■ Exercises ■
1. Using the HMM examples notebook, decide whether each statement below agrees with it. Answer yes or no for each, and quote the exact words of the notebook that settle it.
(a) The notebook sets the default figure size to 12 by 6.
(b) The HMM is created with four states.
(c) The HMM is built with prob_style set to log.
2. Continue the HMM examples notebook from the line where it ends, and not the data.

■ Text excerpt ■
___
HMM EXAMPLES¶

In [1]:
#!pip install git+https://github.com/compi1234/pyspch.git
try:
    import pyspch
except ModuleNotFoundError:
    try:
        print(
        """
        To enable this notebook on platforms as Google Colab, 
        install the pyspch package and dependencies by running following code:

        !pip install git+https://github.com/compi1234/pyspch.git
        """
        )
    except ModuleNotFoundError:
        raise
In [2]:
%matplotlib inline    
import sys, os,time
import numpy as np
import pandas as pd
from IPython.display import display, HTML, clear_output
import ipywidgets as widgets
import matplotlib.pyplot as plt
import matplotlib as mpl
import seaborn as sns

import pyspch.stats.probdist as Densities
from pyspch.stats import libhmm

# print all variable statements
from IPython.core.interactiveshell import InteractiveShell
InteractiveShell.ast_node_interactivity = "all"
# graphical and print preferences
cmap_1 = sns.light_palette("caramel",50,input="xkcd")
cmap_2 = sns.light_palette("caramel",50,input="xkcd")[0:25]
cmap_3 = sns.light_palette("caramel",50,input="xkcd")[25:50]
cmap = cmap_2
pd.options.display.float_format = '{:,.3f}'.format

# catch future warnings -- occurring in matplotlib
import warnings
warnings.simplefilter(action='ignore', category=FutureWarning)
In [3]:
mpl.rcParams['figure.figsize'] = [12.0, 6.0]
#mpl.rcParams['ps.papersize'] = 'A4'
mpl.rcParams['xtick.labelsize'] = 14
mpl.rcParams['ytick.labelsize'] = 14
mpl.rcParams['axes.titlepad'] = 15
mpl.rcParams['axes.titlesize'] = 'large'
mpl.rcParams['axes.linewidth'] = 2
mpl.rc('lines', linewidth=3, color='k')
In [4]:
%%HTML
<style type="text/css">
table.dataframe td, table.dataframe th {
    border: 2px  black solid !important;
    column-width: 60px;
    color: black !important;
}
S0 S1 S2
P(0|.) 0.700 0.100 0.600
P(1|.) 0.300 0.900 0.400

(b) The state Model of the HMM¶

In [6]:
imat = np.array([1.0, 0.0, 0.])
tmat = np.array([[.6,.4,0.],[0.,.5,.5],[0.,0.,1.]]) 
hmm1 = libhmm.HMM(n_states=3,prob_style="lin",obs_model=dd1,
                  transmat=tmat,initmat=imat)
hmm1.print_model()
HMM STATE MODEL
=================

0 1 2
Pinit(.) 1.000 0.000 0.000
0 1 2
P(0|.) 0.600 0.000 0.000
P(1|.) 0.400 0.500 0.000
P(2|.) 0.000 0.500 1.000
OBSERVATION MODEL
=================

++ Feature (0) ++
 
S0 S1 S2
P(0|.) 0.700 0.100 0.600
P(1|.) 0.300 0.900 0.400

(c) An Observation Stream¶

Compute the Observation Probabilities for the Observation Sequence

In [7]:
Xl=np.array(['A','B','B','A','B']).reshape(-1,1)
X = dd1.lbl2indx(Xl)
obs_probs = dd1.predict_prob(X)

print("OBSERVATION LABELS\n")
pd.DataFrame(Xl.T)
___
■ Supplied data ■
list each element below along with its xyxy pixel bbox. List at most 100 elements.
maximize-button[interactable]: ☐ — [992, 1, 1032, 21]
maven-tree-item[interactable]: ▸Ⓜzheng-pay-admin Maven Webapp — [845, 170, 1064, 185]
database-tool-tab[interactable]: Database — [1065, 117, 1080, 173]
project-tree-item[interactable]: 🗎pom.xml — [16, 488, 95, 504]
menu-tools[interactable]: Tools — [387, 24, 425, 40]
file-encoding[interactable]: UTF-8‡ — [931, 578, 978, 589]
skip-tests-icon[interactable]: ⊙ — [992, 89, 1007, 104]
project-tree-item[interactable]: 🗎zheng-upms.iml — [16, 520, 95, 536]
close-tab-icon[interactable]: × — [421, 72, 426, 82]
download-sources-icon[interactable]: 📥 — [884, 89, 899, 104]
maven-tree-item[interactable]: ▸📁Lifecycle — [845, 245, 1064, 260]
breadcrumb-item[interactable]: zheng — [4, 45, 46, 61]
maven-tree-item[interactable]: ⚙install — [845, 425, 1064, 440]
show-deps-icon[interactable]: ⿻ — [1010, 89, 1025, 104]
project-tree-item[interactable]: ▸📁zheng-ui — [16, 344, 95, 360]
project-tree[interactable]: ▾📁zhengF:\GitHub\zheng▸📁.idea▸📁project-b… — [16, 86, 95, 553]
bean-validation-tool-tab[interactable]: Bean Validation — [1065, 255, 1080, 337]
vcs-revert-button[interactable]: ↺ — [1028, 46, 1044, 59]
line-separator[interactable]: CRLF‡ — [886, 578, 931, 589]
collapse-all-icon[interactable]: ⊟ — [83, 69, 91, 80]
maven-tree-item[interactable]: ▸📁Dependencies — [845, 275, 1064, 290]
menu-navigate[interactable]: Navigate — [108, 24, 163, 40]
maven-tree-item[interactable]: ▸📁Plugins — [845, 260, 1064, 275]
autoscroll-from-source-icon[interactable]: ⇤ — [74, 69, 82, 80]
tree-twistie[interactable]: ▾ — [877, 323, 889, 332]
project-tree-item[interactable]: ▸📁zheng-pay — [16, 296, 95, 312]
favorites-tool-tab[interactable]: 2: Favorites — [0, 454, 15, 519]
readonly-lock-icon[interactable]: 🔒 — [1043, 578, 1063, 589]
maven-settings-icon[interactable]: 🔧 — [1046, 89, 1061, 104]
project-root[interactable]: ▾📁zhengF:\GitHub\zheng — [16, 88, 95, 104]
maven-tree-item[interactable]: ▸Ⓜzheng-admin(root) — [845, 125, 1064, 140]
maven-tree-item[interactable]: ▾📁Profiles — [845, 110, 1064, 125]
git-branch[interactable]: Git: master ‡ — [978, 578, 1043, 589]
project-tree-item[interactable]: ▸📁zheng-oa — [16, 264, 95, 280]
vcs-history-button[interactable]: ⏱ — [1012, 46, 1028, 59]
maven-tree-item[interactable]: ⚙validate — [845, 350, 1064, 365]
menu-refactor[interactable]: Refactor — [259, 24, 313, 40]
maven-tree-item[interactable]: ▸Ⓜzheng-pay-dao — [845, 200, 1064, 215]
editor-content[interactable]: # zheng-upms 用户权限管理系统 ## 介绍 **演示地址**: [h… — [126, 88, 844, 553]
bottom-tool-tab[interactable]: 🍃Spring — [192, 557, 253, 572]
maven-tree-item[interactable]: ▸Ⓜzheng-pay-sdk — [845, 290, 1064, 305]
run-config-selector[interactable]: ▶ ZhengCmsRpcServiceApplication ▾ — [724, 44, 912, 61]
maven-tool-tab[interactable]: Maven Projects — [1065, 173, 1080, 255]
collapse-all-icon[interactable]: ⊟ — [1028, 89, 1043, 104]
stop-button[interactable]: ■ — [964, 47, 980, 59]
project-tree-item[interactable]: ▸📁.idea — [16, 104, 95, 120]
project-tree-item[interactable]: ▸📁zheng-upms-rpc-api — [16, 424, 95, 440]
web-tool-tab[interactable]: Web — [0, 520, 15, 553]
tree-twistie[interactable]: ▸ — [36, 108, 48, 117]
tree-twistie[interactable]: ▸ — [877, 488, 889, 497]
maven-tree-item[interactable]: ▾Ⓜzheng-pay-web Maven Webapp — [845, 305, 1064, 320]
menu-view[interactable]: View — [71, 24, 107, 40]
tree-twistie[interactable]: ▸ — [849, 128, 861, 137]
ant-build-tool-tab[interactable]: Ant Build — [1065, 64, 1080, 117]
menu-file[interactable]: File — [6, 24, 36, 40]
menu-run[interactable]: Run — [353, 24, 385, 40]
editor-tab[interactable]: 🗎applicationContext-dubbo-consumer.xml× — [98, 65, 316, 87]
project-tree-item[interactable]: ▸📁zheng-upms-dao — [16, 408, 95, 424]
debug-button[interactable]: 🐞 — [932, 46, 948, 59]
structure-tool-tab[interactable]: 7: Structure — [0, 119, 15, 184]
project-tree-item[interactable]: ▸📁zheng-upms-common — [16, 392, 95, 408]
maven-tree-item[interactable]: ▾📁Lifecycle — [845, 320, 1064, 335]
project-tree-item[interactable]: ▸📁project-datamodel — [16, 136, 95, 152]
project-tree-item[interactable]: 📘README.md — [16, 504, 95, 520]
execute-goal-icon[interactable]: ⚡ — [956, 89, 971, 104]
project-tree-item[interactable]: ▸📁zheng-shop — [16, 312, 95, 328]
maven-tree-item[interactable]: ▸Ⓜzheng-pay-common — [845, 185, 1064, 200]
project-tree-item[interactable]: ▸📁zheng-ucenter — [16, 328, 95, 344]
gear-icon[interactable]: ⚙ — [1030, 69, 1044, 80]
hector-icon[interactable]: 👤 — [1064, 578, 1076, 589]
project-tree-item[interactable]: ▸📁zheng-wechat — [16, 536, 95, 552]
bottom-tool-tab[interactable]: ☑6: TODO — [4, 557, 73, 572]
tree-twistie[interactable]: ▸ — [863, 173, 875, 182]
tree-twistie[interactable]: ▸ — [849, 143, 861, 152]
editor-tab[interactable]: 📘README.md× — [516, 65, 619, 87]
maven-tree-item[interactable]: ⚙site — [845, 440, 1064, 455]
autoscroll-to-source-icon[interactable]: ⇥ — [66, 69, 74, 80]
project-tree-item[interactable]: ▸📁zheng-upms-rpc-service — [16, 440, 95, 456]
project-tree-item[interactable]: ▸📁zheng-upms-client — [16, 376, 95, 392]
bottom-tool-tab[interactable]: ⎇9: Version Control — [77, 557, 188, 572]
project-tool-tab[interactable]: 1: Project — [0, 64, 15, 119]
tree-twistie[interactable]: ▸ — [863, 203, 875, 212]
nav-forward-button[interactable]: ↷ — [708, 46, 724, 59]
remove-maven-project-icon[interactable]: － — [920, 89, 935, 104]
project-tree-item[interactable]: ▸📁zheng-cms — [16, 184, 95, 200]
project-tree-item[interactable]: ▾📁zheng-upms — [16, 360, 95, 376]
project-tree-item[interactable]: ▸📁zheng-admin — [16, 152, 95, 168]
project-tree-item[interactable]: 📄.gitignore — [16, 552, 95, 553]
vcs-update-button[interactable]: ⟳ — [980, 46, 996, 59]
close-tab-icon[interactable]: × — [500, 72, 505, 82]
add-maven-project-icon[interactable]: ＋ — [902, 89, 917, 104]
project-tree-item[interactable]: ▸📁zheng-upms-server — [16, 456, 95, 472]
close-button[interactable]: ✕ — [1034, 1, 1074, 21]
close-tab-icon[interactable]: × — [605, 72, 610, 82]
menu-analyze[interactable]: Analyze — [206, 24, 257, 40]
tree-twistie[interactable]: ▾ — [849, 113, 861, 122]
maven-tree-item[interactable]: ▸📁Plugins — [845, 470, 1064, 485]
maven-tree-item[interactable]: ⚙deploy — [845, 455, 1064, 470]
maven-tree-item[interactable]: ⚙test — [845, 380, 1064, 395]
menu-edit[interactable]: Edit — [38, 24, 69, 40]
___
■ Answer set ■
1.
(a) Yes: "mpl.rcParams['figure.figsize'] = [12.0, 6.0]"
(b) No: "n_states=3"
(c) No: "prob_style="lin""

2.
print("OBSERVATIONS (INDICES)\n")
pd.DataFrame(X.T) 

print("OBSERVATION PROBABILITIES\n")
pd.DataFrame(obs_probs.T,index=dd1.classes_) 
OBSERVATION LABELS

Out[7]:
0 1 2 3 4
0 A B B A B
OBSERVATIONS (INDICES)

Out[7]:
0 1 2 3 4
0 0 1 1 0 1
OBSERVATION PROBABILITIES

Out[7]:
0 1 2 3 4
S0 0.700 0.300 0.300 0.700 0.300
S1 0.100 0.900 0.900 0.100 0.900
S2 0.600 0.400 0.400 0.600 0.400

Trellis Computations: (Viterbi, Forward Algorithm)¶

Forward Pass Probabilities¶

The TRELLIS is a matrix structure of shape (n_states,n_samples) containing in cell (i,t) the probability of being in state S_i at time t

(note: strictly speaking in a discrete density model we have observation probabilities and in a continuous density model we work with observation likelihoods; when talking about the general case we may use the terms probabilities/likelihoods in a loose way)

With forward pass we indicate that the Trellis is composed in left-to-right fashion, i.e. a trellis cell contains the probability after having observerd all observations up to X_t. When working with an existing HMM we typically only need a forward pass. ( A backward pass (working from last frame till current) is only needed in the forward-backward training algorithm for HMMs. )

It is standard and efficient to fill a Trellis in a left-to-right time synchronous way, i.e. all cells (*,t) are computed as soon as observation X(t) becomes available and for first order Markov models only knowledge of the current observation and the previous column of the trellis is required.

Hence the trellis computations are simple recursions (coming in 2 flavors):

  • Viterbi Probability (computes the probability along the most likely path, it is typically used for decoding/recognition and alignment) $ P(i,t) = \max_j P(j,t-1) * P(j,i) * P(X(t)|i) $

  • Forward Probability (computes the "true" probability, is mainly used in training HMMs with the Forward-Backward algorithm)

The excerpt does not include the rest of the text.